- [Prompt]:
Would you pull out every line of the material that contains the string "Generelle"?

================

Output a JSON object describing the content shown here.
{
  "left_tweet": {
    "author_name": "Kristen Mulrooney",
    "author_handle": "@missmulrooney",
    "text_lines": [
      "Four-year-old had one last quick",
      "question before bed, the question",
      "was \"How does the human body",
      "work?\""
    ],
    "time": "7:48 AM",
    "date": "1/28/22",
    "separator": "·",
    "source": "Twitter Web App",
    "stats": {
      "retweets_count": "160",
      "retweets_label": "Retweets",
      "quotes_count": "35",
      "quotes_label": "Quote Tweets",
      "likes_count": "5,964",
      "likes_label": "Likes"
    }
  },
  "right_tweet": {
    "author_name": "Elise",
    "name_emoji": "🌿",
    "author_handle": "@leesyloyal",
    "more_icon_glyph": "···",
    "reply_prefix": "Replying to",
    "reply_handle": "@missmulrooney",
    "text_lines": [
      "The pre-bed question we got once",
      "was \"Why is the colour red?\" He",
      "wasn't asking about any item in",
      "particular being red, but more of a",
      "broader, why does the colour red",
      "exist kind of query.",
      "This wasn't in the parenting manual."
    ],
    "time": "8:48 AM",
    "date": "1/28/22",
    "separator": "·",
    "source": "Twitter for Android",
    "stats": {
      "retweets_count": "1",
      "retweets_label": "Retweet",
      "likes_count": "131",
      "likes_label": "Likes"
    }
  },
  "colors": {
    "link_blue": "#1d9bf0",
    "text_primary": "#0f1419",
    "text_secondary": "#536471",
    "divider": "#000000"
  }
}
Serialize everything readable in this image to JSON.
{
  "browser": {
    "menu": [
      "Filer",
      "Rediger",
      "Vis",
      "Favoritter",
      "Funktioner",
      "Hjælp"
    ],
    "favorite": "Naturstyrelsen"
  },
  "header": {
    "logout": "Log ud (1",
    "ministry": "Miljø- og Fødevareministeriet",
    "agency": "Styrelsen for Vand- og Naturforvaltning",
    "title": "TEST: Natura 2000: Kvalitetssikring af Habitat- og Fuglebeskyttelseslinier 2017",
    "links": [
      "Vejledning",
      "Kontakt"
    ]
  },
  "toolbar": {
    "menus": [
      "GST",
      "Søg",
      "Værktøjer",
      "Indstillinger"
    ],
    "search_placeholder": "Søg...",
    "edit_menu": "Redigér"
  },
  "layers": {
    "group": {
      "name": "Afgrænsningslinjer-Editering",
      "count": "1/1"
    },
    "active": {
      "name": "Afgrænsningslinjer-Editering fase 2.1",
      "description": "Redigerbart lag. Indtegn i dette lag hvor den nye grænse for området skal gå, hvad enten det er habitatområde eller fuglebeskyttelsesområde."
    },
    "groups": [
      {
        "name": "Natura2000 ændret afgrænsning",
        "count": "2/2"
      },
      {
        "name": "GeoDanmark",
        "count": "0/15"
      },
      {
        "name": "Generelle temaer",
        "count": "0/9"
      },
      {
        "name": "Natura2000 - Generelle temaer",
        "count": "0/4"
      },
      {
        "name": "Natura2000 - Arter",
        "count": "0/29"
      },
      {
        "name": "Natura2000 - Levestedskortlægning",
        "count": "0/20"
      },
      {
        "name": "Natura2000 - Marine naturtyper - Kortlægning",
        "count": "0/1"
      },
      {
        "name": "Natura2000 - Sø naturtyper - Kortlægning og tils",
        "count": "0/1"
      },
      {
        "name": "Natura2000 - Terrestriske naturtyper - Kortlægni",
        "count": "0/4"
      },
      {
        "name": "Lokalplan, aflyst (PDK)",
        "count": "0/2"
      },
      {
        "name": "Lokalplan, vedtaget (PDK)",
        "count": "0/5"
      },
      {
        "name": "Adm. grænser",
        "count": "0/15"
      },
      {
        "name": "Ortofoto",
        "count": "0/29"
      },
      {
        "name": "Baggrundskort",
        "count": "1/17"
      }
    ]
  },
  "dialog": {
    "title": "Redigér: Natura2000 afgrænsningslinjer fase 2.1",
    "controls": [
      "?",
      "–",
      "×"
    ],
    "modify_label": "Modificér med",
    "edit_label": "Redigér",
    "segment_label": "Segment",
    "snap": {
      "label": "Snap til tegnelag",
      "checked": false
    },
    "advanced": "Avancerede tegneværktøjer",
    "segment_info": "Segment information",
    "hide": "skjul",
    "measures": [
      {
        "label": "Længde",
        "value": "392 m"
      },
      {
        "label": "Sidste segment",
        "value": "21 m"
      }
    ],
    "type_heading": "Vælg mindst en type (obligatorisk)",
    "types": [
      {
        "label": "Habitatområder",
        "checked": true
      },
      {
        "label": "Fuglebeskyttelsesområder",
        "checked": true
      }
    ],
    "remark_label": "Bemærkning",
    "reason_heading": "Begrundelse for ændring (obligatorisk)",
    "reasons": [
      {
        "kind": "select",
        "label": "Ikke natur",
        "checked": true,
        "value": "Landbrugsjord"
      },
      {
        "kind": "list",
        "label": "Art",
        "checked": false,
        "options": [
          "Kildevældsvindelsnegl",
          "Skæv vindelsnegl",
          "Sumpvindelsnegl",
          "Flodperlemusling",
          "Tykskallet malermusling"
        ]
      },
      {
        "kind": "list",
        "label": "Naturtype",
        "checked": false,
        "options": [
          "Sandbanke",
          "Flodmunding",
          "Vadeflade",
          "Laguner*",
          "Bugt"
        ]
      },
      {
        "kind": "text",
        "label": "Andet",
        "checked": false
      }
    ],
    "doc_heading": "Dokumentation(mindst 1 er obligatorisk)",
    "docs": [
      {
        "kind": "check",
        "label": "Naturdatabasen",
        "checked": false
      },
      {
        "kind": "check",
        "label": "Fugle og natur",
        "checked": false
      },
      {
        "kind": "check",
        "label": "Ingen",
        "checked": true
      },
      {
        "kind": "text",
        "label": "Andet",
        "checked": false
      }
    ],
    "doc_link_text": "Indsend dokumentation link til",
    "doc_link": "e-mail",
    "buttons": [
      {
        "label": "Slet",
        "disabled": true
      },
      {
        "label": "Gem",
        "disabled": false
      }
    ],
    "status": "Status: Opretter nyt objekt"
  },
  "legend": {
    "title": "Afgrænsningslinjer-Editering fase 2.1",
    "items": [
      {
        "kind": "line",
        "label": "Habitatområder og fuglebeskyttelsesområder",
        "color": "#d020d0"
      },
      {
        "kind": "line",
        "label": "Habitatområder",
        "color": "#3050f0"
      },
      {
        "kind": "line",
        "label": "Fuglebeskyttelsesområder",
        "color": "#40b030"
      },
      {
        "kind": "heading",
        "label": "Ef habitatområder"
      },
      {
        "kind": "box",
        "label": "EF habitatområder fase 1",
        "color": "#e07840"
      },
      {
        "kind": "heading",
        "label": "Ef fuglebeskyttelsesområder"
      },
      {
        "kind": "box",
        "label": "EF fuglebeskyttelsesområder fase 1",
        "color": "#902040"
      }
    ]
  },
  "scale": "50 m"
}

================

- [Result]:
        "name": "Generelle temaer",
        "name": "Natura2000 - Generelle temaer",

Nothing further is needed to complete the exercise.